▶ **Stated task**: Print every record below exactly as written.

▶ **Source records**:
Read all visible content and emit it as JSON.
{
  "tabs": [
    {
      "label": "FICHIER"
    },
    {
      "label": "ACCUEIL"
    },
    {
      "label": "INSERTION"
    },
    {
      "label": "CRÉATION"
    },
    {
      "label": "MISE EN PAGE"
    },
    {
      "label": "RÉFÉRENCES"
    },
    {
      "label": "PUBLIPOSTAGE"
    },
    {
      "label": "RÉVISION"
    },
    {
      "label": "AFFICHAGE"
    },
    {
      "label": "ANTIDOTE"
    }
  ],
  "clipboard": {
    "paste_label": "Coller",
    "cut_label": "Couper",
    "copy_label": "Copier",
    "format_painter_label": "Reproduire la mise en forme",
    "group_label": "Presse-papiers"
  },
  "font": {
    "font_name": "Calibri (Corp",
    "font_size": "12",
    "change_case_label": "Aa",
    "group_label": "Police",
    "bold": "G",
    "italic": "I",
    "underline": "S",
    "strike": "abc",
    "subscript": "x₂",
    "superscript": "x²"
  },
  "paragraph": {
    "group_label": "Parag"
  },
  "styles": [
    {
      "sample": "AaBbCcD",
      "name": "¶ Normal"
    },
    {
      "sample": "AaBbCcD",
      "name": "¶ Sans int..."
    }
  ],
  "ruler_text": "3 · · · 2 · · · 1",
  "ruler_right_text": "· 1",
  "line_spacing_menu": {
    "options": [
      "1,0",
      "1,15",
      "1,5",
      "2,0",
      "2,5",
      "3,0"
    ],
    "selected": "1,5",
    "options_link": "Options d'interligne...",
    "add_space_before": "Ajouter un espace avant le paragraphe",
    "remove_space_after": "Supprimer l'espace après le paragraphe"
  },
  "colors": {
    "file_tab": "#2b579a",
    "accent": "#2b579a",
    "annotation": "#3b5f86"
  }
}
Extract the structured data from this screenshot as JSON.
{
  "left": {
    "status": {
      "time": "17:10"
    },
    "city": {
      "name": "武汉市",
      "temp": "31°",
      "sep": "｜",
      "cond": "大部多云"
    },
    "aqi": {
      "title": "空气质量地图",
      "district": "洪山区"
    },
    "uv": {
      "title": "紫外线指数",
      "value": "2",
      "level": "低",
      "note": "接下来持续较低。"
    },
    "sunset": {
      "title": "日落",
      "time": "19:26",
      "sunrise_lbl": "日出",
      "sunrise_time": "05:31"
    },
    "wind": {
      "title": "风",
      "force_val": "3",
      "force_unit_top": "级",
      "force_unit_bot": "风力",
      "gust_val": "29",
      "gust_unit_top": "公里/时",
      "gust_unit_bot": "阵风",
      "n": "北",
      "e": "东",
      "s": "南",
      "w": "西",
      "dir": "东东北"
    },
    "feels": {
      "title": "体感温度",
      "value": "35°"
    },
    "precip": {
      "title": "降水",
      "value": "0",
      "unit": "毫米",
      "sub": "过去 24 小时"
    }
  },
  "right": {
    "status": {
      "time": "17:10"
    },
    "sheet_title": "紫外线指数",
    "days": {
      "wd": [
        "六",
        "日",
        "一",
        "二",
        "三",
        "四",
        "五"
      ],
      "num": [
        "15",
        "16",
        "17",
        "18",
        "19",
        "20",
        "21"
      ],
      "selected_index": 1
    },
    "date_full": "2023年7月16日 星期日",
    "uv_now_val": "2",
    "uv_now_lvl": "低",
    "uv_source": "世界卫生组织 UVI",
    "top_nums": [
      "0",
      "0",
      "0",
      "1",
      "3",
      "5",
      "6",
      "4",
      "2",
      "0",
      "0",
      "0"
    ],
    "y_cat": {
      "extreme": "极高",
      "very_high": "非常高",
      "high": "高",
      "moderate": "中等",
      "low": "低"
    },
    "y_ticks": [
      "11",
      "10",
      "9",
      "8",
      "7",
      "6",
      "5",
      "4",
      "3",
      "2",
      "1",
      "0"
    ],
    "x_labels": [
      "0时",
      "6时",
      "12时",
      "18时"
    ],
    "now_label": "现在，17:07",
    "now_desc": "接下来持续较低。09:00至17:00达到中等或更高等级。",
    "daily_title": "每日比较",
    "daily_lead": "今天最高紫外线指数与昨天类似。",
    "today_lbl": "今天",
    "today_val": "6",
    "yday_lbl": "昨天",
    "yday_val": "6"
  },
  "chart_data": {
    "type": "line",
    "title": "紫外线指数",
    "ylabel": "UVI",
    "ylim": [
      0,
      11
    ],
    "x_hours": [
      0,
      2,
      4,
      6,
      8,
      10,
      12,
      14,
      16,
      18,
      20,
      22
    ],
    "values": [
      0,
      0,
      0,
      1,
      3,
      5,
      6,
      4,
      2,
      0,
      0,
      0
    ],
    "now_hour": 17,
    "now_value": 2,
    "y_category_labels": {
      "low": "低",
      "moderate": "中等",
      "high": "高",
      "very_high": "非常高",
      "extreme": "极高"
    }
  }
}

▶ **Exercise solution**:
Read all visible content and emit it as JSON.
{
  "tabs": [
    {
      "label": "FICHIER"
    },
    {
      "label": "ACCUEIL"
    },
    {
      "label": "INSERTION"
    },
    {
      "label": "CRÉATION"
    },
    {
      "label": "MISE EN PAGE"
    },
    {
      "label": "RÉFÉRENCES"
    },
    {
      "label": "PUBLIPOSTAGE"
    },
    {
      "label": "RÉVISION"
    },
    {
      "label": "AFFICHAGE"
    },
    {
      "label": "ANTIDOTE"
    }
  ],
  "clipboard": {
    "paste_label": "Coller",
    "cut_label": "Couper",
    "copy_label": "Copier",
    "format_painter_label": "Reproduire la mise en forme",
    "group_label": "Presse-papiers"
  },
  "font": {
    "font_name": "Calibri (Corp",
    "font_size": "12",
    "change_case_label": "Aa",
    "group_label": "Police",
    "bold": "G",
    "italic": "I",
    "underline": "S",
    "strike": "abc",
    "subscript": "x₂",
    "superscript": "x²"
  },
  "paragraph": {
    "group_label": "Parag"
  },
  "styles": [
    {
      "sample": "AaBbCcD",
      "name": "¶ Normal"
    },
    {
      "sample": "AaBbCcD",
      "name": "¶ Sans int..."
    }
  ],
  "ruler_text": "3 · · · 2 · · · 1",
  "ruler_right_text": "· 1",
  "line_spacing_menu": {
    "options": [
      "1,0",
      "1,15",
      "1,5",
      "2,0",
      "2,5",
      "3,0"
    ],
    "selected": "1,5",
    "options_link": "Options d'interligne...",
    "add_space_before": "Ajouter un espace avant le paragraphe",
    "remove_space_after": "Supprimer l'espace après le paragraphe"
  },
  "colors": {
    "file_tab": "#2b579a",
    "accent": "#2b579a",
    "annotation": "#3b5f86"
  }
}
Extract the structured data from this screenshot as JSON.
{
  "left": {
    "status": {
      "time": "17:10"
    },
    "city": {
      "name": "武汉市",
      "temp": "31°",
      "sep": "｜",
      "cond": "大部多云"
    },
    "aqi": {
      "title": "空气质量地图",
      "district": "洪山区"
    },
    "uv": {
      "title": "紫外线指数",
      "value": "2",
      "level": "低",
      "note": "接下来持续较低。"
    },
    "sunset": {
      "title": "日落",
      "time": "19:26",
      "sunrise_lbl": "日出",
      "sunrise_time": "05:31"
    },
    "wind": {
      "title": "风",
      "force_val": "3",
      "force_unit_top": "级",
      "force_unit_bot": "风力",
      "gust_val": "29",
      "gust_unit_top": "公里/时",
      "gust_unit_bot": "阵风",
      "n": "北",
      "e": "东",
      "s": "南",
      "w": "西",
      "dir": "东东北"
    },
    "feels": {
      "title": "体感温度",
      "value": "35°"
    },
    "precip": {
      "title": "降水",
      "value": "0",
      "unit": "毫米",
      "sub": "过去 24 小时"
    }
  },
  "right": {
    "status": {
      "time": "17:10"
    },
    "sheet_title": "紫外线指数",
    "days": {
      "wd": [
        "六",
        "日",
        "一",
        "二",
        "三",
        "四",
        "五"
      ],
      "num": [
        "15",
        "16",
        "17",
        "18",
        "19",
        "20",
        "21"
      ],
      "selected_index": 1
    },
    "date_full": "2023年7月16日 星期日",
    "uv_now_val": "2",
    "uv_now_lvl": "低",
    "uv_source": "世界卫生组织 UVI",
    "top_nums": [
      "0",
      "0",
      "0",
      "1",
      "3",
      "5",
      "6",
      "4",
      "2",
      "0",
      "0",
      "0"
    ],
    "y_cat": {
      "extreme": "极高",
      "very_high": "非常高",
      "high": "高",
      "moderate": "中等",
      "low": "低"
    },
    "y_ticks": [
      "11",
      "10",
      "9",
      "8",
      "7",
      "6",
      "5",
      "4",
      "3",
      "2",
      "1",
      "0"
    ],
    "x_labels": [
      "0时",
      "6时",
      "12时",
      "18时"
    ],
    "now_label": "现在，17:07",
    "now_desc": "接下来持续较低。09:00至17:00达到中等或更高等级。",
    "daily_title": "每日比较",
    "daily_lead": "今天最高紫外线指数与昨天类似。",
    "today_lbl": "今天",
    "today_val": "6",
    "yday_lbl": "昨天",
    "yday_val": "6"
  },
  "chart_data": {
    "type": "line",
    "title": "紫外线指数",
    "ylabel": "UVI",
    "ylim": [
      0,
      11
    ],
    "x_hours": [
      0,
      2,
      4,
      6,
      8,
      10,
      12,
      14,
      16,
      18,
      20,
      22
    ],
    "values": [
      0,
      0,
      0,
      1,
      3,
      5,
      6,
      4,
      2,
      0,
      0,
      0
    ],
    "now_hour": 17,
    "now_value": 2,
    "y_category_labels": {
      "low": "低",
      "moderate": "中等",
      "high": "高",
      "very_high": "非常高",
      "extreme": "极高"
    }
  }
}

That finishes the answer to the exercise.